## begin LISTED RECORDS

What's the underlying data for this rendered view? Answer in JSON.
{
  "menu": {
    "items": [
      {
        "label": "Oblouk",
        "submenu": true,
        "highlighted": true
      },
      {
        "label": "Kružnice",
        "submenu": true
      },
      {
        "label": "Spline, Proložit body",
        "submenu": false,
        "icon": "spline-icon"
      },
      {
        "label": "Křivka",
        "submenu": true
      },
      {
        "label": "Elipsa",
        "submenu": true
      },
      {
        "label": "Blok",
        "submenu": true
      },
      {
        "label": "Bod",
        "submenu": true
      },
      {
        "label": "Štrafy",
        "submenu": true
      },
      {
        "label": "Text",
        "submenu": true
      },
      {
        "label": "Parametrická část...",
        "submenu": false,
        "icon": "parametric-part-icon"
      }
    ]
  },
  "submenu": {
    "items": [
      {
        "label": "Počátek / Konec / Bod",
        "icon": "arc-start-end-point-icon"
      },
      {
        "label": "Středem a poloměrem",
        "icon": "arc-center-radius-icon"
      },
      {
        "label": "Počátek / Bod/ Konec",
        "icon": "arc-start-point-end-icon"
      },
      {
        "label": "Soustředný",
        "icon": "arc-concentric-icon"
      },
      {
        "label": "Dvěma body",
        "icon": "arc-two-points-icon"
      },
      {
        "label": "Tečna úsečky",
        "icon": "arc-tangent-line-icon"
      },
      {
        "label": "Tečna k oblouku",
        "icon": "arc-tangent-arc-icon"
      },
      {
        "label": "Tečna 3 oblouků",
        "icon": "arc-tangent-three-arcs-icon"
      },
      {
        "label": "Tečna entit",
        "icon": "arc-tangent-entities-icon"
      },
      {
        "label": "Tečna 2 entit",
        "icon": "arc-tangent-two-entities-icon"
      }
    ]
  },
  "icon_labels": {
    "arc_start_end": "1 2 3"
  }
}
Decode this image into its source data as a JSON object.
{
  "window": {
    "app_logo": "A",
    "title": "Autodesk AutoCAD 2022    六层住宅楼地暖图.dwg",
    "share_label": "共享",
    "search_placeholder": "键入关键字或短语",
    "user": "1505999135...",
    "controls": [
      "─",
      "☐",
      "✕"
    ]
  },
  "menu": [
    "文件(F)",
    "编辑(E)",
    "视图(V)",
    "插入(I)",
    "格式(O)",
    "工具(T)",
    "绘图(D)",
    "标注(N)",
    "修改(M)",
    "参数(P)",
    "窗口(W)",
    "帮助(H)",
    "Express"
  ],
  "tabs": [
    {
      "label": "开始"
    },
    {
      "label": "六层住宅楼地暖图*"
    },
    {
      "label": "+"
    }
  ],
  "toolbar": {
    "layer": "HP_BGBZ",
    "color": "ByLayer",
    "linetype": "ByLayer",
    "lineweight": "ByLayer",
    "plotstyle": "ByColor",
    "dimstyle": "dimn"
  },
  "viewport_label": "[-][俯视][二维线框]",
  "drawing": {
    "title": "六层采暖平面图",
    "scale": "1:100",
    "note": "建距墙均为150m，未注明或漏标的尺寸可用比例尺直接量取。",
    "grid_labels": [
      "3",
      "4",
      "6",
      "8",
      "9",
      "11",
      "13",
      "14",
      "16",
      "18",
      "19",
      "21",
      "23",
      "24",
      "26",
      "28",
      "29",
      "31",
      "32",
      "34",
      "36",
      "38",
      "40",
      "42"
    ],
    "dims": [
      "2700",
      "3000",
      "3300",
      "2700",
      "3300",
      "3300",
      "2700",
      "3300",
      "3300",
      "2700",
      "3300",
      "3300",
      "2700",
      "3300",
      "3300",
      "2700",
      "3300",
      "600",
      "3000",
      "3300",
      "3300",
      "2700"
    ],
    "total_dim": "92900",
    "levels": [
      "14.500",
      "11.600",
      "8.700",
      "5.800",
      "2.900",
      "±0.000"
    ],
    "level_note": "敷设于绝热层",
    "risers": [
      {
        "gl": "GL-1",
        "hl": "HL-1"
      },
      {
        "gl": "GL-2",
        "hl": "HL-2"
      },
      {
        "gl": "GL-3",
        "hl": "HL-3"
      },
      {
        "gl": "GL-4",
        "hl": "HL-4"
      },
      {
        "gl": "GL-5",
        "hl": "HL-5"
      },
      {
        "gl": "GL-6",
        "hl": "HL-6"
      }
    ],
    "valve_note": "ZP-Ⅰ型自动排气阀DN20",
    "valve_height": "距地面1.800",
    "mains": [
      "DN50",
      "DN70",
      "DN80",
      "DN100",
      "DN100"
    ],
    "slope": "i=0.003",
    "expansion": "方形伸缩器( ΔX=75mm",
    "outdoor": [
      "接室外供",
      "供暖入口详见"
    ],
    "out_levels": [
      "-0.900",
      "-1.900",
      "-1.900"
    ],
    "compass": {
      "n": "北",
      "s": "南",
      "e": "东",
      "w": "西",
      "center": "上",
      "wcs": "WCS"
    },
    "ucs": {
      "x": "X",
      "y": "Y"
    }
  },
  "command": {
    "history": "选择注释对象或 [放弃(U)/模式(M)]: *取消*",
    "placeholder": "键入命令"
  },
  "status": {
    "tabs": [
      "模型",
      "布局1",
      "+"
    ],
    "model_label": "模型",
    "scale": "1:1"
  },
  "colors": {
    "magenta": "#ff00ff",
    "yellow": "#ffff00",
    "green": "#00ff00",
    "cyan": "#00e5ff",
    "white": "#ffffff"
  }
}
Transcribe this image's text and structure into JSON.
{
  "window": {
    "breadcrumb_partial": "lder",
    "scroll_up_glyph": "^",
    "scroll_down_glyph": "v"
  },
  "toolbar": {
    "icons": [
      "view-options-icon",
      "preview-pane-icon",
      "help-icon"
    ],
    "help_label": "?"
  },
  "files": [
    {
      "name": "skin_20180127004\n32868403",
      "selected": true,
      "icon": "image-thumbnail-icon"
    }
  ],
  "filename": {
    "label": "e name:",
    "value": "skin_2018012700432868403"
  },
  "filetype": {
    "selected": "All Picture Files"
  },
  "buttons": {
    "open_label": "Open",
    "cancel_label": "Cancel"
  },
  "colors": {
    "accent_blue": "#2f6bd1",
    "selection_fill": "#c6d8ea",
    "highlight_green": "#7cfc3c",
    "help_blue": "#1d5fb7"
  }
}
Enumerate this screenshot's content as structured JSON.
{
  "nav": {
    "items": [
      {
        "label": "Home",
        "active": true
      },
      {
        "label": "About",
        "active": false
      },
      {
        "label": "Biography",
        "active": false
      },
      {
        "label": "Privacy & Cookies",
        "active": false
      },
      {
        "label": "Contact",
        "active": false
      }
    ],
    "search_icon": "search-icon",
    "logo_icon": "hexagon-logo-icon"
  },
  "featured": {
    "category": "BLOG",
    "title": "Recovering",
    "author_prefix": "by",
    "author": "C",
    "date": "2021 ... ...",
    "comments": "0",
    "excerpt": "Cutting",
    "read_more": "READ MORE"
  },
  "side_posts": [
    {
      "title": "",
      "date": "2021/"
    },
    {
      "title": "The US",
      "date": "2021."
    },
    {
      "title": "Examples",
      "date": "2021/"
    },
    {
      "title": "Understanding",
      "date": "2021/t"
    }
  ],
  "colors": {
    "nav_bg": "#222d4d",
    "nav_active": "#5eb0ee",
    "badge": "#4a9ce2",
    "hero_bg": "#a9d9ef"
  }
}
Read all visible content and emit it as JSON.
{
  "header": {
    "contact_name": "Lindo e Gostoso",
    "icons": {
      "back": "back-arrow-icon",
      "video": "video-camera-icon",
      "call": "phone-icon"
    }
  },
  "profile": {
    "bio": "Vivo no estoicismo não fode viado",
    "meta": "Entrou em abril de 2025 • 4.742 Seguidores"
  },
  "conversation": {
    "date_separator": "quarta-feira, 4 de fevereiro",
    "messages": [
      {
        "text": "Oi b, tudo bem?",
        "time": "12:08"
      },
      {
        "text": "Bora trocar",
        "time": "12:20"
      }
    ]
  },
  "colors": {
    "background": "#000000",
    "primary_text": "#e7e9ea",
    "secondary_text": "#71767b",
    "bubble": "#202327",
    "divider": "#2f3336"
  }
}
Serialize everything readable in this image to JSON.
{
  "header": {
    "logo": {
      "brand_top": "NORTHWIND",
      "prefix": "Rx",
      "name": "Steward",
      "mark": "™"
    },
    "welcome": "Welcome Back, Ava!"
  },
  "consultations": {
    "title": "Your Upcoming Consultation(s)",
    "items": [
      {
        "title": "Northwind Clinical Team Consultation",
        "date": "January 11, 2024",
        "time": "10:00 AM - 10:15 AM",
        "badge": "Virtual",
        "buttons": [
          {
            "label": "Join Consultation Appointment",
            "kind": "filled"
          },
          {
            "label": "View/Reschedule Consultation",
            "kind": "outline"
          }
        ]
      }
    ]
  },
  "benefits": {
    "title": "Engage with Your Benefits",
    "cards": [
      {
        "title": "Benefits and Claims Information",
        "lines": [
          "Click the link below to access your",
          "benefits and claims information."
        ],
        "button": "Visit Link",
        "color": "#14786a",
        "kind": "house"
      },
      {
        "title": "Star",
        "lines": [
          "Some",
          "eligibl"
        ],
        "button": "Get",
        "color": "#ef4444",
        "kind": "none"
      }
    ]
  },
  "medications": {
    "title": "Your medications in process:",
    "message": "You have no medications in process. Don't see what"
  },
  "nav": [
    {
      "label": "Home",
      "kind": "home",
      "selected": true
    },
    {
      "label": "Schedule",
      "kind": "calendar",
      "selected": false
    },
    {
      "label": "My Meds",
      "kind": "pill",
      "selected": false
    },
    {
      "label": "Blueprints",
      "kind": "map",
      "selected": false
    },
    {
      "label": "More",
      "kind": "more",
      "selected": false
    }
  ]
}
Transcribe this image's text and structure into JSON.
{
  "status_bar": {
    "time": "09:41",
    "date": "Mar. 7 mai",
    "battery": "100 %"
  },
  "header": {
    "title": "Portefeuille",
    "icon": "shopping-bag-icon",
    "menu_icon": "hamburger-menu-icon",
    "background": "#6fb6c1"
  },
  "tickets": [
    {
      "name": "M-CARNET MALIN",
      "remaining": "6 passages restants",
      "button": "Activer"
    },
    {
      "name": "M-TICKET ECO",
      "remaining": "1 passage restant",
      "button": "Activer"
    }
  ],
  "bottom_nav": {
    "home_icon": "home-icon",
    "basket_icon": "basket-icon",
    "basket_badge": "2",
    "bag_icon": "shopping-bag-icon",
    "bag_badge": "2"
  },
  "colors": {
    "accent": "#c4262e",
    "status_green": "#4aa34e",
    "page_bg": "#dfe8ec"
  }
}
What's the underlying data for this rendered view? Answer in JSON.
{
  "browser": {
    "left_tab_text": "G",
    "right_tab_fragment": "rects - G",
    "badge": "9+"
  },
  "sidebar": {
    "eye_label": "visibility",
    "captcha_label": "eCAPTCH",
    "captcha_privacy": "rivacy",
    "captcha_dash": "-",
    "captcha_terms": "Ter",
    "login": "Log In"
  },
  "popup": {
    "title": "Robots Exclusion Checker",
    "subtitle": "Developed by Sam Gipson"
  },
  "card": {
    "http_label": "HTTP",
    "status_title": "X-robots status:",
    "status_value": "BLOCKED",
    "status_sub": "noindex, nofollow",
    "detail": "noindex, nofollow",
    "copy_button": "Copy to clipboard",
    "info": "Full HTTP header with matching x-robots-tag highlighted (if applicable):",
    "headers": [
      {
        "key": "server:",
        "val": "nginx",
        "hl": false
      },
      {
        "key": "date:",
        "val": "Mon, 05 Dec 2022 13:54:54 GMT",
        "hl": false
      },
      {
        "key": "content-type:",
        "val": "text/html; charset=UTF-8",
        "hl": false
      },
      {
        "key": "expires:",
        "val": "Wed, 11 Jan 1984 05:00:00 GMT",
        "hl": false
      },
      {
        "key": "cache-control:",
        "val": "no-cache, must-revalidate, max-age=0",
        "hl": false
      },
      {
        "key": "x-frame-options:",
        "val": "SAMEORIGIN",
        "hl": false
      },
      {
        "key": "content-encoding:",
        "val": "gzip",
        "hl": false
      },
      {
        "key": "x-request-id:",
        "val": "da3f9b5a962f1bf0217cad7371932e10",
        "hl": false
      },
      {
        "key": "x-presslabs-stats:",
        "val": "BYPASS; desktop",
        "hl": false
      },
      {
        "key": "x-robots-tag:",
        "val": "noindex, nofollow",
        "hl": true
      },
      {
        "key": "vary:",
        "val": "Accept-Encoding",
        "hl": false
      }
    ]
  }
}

## end LISTED RECORDS

* STATED PROBLEM: In the listing, find every line with the word "nofollow" and state how many there are, nothing more.

* RESULT OF THIS TASK: 3